◆ **What you will do**
For each line below that includes the word "coffee", make a copy.
* start Task material *
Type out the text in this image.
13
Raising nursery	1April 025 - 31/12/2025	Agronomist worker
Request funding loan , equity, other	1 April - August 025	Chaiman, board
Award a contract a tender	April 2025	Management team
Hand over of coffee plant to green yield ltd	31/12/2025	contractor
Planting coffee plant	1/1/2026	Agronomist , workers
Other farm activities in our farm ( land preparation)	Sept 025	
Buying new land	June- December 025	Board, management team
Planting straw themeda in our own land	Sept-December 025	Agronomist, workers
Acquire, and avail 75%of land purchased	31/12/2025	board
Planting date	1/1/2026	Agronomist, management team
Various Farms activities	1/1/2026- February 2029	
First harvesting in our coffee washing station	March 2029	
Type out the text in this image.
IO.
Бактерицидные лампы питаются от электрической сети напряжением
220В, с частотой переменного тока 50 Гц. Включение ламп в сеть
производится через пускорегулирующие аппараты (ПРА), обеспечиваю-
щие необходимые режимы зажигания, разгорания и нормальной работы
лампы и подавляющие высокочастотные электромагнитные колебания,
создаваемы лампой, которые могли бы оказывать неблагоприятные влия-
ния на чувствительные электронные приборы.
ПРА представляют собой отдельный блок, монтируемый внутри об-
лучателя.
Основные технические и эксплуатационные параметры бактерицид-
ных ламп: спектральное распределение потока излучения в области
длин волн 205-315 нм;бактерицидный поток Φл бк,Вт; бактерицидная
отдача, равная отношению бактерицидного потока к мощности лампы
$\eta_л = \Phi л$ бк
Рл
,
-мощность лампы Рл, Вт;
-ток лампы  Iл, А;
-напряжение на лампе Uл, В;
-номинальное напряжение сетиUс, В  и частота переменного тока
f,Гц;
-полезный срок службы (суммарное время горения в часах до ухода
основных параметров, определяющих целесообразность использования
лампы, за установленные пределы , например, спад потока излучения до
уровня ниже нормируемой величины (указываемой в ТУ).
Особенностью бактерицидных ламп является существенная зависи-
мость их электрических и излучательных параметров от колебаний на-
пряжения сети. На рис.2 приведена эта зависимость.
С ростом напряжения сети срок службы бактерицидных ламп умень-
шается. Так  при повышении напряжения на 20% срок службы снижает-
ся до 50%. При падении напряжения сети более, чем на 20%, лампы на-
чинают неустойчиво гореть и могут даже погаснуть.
* end Task material *
◆ **Result of the exercise**
Hand over of coffee plant to green yield ltd	31/12/2025	contractor
Planting coffee plant	1/1/2026	Agronomist , workers
First harvesting in our coffee washing station	March 2029	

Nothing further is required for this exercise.